Within the data below, state how many lines contain the string "about". Provide the number only.

* [Data shown]
..............................
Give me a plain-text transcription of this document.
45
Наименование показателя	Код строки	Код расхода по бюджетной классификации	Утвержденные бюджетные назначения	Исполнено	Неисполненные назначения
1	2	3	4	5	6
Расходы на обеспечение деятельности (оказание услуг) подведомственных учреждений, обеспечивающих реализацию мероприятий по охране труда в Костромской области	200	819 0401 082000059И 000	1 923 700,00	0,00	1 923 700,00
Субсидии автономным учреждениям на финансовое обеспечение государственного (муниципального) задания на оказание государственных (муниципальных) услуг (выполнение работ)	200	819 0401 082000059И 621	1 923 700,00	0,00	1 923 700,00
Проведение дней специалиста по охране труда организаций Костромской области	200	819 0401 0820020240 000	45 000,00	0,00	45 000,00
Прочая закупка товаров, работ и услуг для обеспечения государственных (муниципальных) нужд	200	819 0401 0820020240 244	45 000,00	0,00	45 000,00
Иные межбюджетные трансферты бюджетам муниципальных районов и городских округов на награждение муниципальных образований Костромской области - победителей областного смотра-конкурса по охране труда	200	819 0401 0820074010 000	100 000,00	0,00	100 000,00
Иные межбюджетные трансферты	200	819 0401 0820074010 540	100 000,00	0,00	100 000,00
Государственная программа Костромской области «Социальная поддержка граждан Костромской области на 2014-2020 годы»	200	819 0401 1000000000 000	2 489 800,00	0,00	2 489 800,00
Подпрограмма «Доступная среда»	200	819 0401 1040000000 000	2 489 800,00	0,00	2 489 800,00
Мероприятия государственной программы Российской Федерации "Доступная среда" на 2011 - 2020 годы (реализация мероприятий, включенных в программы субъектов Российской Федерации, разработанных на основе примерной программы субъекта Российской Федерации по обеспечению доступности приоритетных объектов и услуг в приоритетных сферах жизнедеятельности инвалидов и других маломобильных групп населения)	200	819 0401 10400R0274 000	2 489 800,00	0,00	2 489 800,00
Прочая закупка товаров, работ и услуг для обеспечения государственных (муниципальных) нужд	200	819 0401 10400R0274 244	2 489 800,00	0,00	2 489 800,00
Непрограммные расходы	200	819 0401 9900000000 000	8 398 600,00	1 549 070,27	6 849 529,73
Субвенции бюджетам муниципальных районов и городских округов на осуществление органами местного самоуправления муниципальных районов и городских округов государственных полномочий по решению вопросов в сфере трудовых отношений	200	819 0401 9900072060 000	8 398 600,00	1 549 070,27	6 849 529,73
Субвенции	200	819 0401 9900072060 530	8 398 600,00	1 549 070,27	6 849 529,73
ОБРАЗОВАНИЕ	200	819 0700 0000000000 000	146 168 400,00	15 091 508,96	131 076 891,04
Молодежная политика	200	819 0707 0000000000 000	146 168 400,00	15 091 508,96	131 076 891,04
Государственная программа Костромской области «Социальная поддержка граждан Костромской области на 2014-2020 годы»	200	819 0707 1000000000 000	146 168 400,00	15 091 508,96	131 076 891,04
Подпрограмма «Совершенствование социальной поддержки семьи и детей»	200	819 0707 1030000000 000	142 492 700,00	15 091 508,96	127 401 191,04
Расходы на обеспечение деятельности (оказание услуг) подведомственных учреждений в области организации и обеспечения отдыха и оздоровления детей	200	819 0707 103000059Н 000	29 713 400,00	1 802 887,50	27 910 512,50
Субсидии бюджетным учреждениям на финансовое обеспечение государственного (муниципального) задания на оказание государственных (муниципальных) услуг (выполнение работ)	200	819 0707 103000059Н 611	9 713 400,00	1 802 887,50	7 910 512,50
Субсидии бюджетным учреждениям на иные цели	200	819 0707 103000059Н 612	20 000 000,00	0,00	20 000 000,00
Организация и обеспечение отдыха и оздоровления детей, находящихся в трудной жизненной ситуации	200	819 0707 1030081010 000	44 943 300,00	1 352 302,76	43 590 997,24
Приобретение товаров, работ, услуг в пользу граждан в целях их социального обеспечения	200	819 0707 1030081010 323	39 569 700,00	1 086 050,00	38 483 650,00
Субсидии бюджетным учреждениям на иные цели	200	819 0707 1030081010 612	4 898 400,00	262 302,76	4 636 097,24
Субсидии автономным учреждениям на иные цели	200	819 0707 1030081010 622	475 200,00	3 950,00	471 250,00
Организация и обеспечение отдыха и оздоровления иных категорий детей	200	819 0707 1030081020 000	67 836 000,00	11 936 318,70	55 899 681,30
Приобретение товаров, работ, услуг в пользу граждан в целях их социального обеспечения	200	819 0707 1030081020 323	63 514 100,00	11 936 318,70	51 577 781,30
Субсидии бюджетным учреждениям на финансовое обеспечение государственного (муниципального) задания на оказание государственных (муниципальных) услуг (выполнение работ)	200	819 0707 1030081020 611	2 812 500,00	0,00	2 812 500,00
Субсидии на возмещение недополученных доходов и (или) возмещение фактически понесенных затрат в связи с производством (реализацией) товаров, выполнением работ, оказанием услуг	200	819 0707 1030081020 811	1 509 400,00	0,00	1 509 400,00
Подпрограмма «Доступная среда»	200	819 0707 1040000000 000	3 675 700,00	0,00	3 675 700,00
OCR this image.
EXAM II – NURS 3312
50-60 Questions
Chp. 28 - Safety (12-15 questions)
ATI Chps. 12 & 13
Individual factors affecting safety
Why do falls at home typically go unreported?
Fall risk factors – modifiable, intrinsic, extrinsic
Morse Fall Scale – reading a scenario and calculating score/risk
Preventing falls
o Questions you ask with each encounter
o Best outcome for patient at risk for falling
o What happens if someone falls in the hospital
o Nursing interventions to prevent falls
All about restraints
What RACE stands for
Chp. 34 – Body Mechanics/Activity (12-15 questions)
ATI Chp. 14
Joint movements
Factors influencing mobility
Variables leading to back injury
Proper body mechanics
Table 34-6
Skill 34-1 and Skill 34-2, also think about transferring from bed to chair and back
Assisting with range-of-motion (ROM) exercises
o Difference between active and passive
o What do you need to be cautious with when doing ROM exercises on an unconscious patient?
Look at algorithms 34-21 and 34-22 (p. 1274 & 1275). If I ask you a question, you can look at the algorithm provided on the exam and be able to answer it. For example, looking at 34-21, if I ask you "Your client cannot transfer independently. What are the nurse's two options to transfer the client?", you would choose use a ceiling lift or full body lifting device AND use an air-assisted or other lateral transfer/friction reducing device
..............................
* [Answer to the exercise] 2